§ **STATED EXERCISE**: Reproduce the records that follow in full, excluding any picture they contain.

--- GIVEN RECORDS ---

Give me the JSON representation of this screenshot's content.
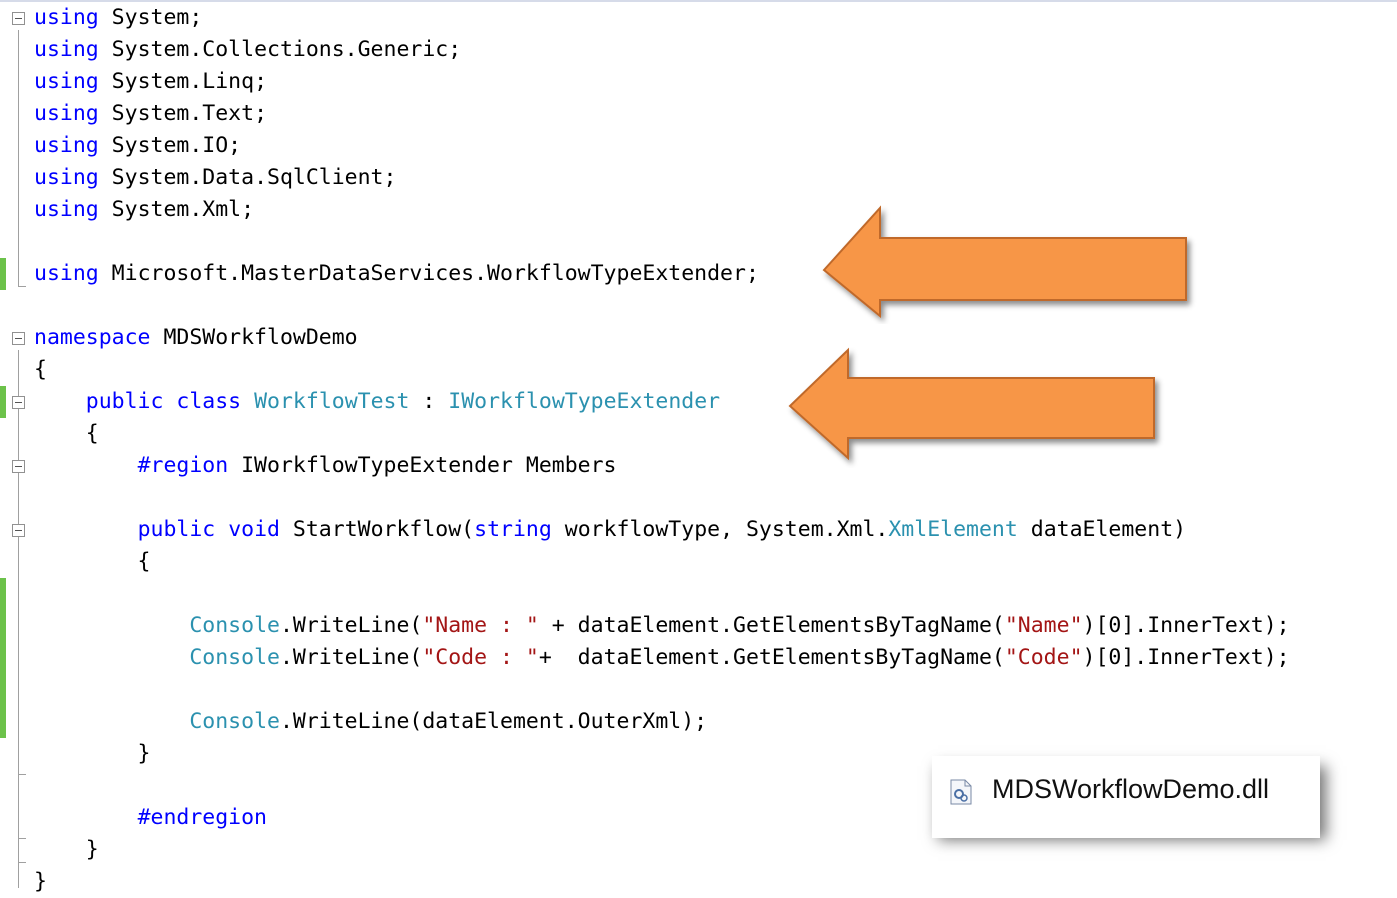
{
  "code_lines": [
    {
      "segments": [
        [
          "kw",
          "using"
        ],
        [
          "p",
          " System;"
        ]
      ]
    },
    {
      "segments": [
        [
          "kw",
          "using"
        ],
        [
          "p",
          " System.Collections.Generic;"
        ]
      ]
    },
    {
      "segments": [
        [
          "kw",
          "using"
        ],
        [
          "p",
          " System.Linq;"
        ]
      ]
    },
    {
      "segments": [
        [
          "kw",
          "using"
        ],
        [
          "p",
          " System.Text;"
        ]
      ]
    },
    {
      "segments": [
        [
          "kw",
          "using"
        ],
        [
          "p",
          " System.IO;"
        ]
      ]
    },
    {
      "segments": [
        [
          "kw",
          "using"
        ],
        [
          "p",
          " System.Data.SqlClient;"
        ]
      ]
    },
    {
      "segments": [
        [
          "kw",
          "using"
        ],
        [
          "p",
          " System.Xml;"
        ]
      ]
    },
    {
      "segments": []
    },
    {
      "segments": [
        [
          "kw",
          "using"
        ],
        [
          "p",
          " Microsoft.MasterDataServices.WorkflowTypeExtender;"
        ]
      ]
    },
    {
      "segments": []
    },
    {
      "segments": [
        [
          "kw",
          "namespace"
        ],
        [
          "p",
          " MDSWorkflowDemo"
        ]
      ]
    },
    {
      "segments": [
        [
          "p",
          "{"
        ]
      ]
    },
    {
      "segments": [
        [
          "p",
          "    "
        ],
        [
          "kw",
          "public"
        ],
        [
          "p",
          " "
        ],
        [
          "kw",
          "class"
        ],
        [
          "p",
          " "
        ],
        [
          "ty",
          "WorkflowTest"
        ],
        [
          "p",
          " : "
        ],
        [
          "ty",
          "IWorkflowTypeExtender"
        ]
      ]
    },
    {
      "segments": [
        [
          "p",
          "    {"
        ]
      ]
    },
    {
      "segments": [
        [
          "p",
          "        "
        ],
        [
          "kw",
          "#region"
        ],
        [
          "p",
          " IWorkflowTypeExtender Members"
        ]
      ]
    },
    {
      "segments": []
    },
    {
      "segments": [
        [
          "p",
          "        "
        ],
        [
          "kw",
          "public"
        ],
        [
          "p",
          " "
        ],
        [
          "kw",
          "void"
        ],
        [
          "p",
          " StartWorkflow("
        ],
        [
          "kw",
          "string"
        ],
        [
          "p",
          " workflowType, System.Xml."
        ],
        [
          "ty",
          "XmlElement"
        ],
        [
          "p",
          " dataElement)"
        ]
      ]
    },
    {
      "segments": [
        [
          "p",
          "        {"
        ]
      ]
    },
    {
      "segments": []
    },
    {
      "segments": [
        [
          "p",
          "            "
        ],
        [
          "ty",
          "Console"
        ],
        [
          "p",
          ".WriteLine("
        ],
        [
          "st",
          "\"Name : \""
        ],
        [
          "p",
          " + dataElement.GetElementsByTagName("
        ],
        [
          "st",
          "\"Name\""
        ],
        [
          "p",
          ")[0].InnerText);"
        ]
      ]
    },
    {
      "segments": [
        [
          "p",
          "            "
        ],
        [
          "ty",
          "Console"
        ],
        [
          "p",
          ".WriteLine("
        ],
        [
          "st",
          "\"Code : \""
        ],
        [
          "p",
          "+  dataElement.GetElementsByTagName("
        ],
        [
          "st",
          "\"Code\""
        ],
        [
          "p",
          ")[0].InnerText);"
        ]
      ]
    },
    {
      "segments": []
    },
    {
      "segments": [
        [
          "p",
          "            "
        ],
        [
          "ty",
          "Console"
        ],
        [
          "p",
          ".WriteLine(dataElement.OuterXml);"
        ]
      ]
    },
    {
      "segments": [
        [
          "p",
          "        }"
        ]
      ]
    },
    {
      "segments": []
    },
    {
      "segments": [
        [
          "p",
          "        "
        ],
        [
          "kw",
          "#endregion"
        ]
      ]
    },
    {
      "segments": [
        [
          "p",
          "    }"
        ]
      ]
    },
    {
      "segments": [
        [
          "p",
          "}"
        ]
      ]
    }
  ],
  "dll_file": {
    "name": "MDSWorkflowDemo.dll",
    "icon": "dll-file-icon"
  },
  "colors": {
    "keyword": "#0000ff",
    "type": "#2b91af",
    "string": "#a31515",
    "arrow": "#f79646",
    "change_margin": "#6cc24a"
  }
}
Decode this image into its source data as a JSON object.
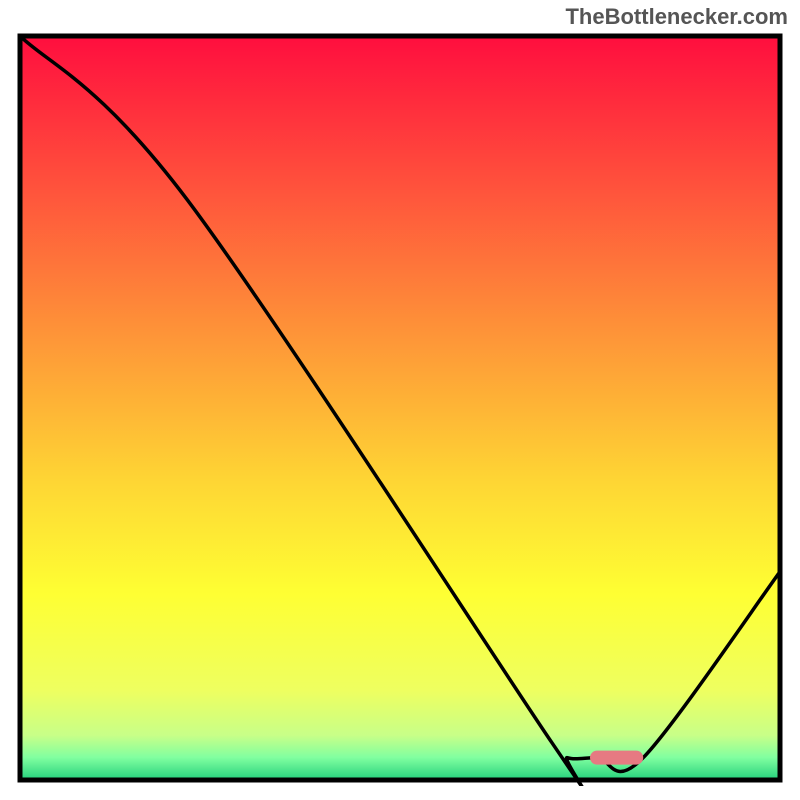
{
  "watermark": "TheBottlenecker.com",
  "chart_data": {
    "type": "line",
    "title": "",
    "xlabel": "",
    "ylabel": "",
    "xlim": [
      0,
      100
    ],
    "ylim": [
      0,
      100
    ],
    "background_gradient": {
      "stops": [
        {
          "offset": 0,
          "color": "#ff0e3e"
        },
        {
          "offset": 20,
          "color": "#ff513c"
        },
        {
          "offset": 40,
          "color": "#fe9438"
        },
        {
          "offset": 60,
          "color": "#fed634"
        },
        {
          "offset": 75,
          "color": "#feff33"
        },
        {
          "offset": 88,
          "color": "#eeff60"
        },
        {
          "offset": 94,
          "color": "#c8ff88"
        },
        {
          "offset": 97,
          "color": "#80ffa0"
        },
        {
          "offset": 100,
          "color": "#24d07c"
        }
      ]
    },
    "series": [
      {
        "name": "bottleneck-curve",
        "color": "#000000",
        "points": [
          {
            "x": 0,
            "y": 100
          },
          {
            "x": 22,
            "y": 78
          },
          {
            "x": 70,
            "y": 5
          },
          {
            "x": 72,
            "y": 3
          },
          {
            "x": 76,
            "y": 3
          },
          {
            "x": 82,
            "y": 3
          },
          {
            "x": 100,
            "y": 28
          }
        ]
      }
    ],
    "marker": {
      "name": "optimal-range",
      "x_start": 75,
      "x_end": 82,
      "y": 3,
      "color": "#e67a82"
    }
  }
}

---

§ **EXERCISE OUTPUT**:
Give me the JSON representation of this screenshot's content.
{
  "code_lines": [
    {
      "segments": [
        [
          "kw",
          "using"
        ],
        [
          "p",
          " System;"
        ]
      ]
    },
    {
      "segments": [
        [
          "kw",
          "using"
        ],
        [
          "p",
          " System.Collections.Generic;"
        ]
      ]
    },
    {
      "segments": [
        [
          "kw",
          "using"
        ],
        [
          "p",
          " System.Linq;"
        ]
      ]
    },
    {
      "segments": [
        [
          "kw",
          "using"
        ],
        [
          "p",
          " System.Text;"
        ]
      ]
    },
    {
      "segments": [
        [
          "kw",
          "using"
        ],
        [
          "p",
          " System.IO;"
        ]
      ]
    },
    {
      "segments": [
        [
          "kw",
          "using"
        ],
        [
          "p",
          " System.Data.SqlClient;"
        ]
      ]
    },
    {
      "segments": [
        [
          "kw",
          "using"
        ],
        [
          "p",
          " System.Xml;"
        ]
      ]
    },
    {
      "segments": []
    },
    {
      "segments": [
        [
          "kw",
          "using"
        ],
        [
          "p",
          " Microsoft.MasterDataServices.WorkflowTypeExtender;"
        ]
      ]
    },
    {
      "segments": []
    },
    {
      "segments": [
        [
          "kw",
          "namespace"
        ],
        [
          "p",
          " MDSWorkflowDemo"
        ]
      ]
    },
    {
      "segments": [
        [
          "p",
          "{"
        ]
      ]
    },
    {
      "segments": [
        [
          "p",
          "    "
        ],
        [
          "kw",
          "public"
        ],
        [
          "p",
          " "
        ],
        [
          "kw",
          "class"
        ],
        [
          "p",
          " "
        ],
        [
          "ty",
          "WorkflowTest"
        ],
        [
          "p",
          " : "
        ],
        [
          "ty",
          "IWorkflowTypeExtender"
        ]
      ]
    },
    {
      "segments": [
        [
          "p",
          "    {"
        ]
      ]
    },
    {
      "segments": [
        [
          "p",
          "        "
        ],
        [
          "kw",
          "#region"
        ],
        [
          "p",
          " IWorkflowTypeExtender Members"
        ]
      ]
    },
    {
      "segments": []
    },
    {
      "segments": [
        [
          "p",
          "        "
        ],
        [
          "kw",
          "public"
        ],
        [
          "p",
          " "
        ],
        [
          "kw",
          "void"
        ],
        [
          "p",
          " StartWorkflow("
        ],
        [
          "kw",
          "string"
        ],
        [
          "p",
          " workflowType, System.Xml."
        ],
        [
          "ty",
          "XmlElement"
        ],
        [
          "p",
          " dataElement)"
        ]
      ]
    },
    {
      "segments": [
        [
          "p",
          "        {"
        ]
      ]
    },
    {
      "segments": []
    },
    {
      "segments": [
        [
          "p",
          "            "
        ],
        [
          "ty",
          "Console"
        ],
        [
          "p",
          ".WriteLine("
        ],
        [
          "st",
          "\"Name : \""
        ],
        [
          "p",
          " + dataElement.GetElementsByTagName("
        ],
        [
          "st",
          "\"Name\""
        ],
        [
          "p",
          ")[0].InnerText);"
        ]
      ]
    },
    {
      "segments": [
        [
          "p",
          "            "
        ],
        [
          "ty",
          "Console"
        ],
        [
          "p",
          ".WriteLine("
        ],
        [
          "st",
          "\"Code : \""
        ],
        [
          "p",
          "+  dataElement.GetElementsByTagName("
        ],
        [
          "st",
          "\"Code\""
        ],
        [
          "p",
          ")[0].InnerText);"
        ]
      ]
    },
    {
      "segments": []
    },
    {
      "segments": [
        [
          "p",
          "            "
        ],
        [
          "ty",
          "Console"
        ],
        [
          "p",
          ".WriteLine(dataElement.OuterXml);"
        ]
      ]
    },
    {
      "segments": [
        [
          "p",
          "        }"
        ]
      ]
    },
    {
      "segments": []
    },
    {
      "segments": [
        [
          "p",
          "        "
        ],
        [
          "kw",
          "#endregion"
        ]
      ]
    },
    {
      "segments": [
        [
          "p",
          "    }"
        ]
      ]
    },
    {
      "segments": [
        [
          "p",
          "}"
        ]
      ]
    }
  ],
  "dll_file": {
    "name": "MDSWorkflowDemo.dll",
    "icon": "dll-file-icon"
  },
  "colors": {
    "keyword": "#0000ff",
    "type": "#2b91af",
    "string": "#a31515",
    "arrow": "#f79646",
    "change_margin": "#6cc24a"
  }
}
Decode this image into its source data as a JSON object.
{
  "watermark": "TheBottlenecker.com",
  "chart_data": {
    "type": "line",
    "title": "",
    "xlabel": "",
    "ylabel": "",
    "xlim": [
      0,
      100
    ],
    "ylim": [
      0,
      100
    ],
    "background_gradient": {
      "stops": [
        {
          "offset": 0,
          "color": "#ff0e3e"
        },
        {
          "offset": 20,
          "color": "#ff513c"
        },
        {
          "offset": 40,
          "color": "#fe9438"
        },
        {
          "offset": 60,
          "color": "#fed634"
        },
        {
          "offset": 75,
          "color": "#feff33"
        },
        {
          "offset": 88,
          "color": "#eeff60"
        },
        {
          "offset": 94,
          "color": "#c8ff88"
        },
        {
          "offset": 97,
          "color": "#80ffa0"
        },
        {
          "offset": 100,
          "color": "#24d07c"
        }
      ]
    },
    "series": [
      {
        "name": "bottleneck-curve",
        "color": "#000000",
        "points": [
          {
            "x": 0,
            "y": 100
          },
          {
            "x": 22,
            "y": 78
          },
          {
            "x": 70,
            "y": 5
          },
          {
            "x": 72,
            "y": 3
          },
          {
            "x": 76,
            "y": 3
          },
          {
            "x": 82,
            "y": 3
          },
          {
            "x": 100,
            "y": 28
          }
        ]
      }
    ],
    "marker": {
      "name": "optimal-range",
      "x_start": 75,
      "x_end": 82,
      "y": 3,
      "color": "#e67a82"
    }
  }
}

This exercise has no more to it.